Task prompt — Locate the string "median" in the listing below. Copy every line where it is found.

--- Listing ---

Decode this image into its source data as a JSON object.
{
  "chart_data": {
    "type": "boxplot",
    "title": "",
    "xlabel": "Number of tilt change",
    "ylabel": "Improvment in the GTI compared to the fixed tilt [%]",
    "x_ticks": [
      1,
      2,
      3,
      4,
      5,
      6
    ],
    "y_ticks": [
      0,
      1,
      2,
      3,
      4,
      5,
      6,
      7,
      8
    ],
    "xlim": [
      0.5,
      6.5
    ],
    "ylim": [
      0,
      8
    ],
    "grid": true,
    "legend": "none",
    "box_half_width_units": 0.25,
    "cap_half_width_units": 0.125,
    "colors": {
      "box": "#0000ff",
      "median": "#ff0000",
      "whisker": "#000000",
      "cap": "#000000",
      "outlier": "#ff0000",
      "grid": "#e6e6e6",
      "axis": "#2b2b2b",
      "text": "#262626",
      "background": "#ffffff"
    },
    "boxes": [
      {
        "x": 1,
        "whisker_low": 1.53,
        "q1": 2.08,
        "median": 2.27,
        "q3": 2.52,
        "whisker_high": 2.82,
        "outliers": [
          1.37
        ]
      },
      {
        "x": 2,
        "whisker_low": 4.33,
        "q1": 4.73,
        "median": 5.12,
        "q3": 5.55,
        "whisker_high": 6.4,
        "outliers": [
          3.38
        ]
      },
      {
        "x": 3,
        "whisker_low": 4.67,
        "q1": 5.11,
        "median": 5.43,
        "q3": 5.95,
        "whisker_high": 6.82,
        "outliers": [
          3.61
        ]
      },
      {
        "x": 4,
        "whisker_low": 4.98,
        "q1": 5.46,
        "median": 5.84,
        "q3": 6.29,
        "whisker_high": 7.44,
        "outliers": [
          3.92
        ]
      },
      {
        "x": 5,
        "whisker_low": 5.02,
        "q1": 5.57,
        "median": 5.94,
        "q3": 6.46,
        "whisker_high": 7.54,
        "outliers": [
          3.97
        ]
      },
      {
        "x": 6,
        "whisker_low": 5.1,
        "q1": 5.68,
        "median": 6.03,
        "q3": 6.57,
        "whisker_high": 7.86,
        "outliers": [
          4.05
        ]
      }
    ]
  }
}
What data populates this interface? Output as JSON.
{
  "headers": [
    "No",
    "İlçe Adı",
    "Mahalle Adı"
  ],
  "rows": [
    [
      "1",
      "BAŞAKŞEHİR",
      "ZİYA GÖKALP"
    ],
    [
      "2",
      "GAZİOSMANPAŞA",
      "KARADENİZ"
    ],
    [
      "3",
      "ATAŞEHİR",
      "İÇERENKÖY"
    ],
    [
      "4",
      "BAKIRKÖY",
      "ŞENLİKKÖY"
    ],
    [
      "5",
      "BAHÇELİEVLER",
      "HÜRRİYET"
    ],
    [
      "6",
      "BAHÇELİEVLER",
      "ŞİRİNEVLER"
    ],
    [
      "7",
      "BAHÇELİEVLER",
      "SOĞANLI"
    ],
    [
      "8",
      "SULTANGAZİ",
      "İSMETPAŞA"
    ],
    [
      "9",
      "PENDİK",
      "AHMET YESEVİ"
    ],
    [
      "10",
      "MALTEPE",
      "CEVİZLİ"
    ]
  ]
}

---

Response to the task —
      "median": "#ff0000",
        "median": 2.27,
        "median": 5.12,
        "median": 5.43,
        "median": 5.84,
        "median": 5.94,
        "median": 6.03,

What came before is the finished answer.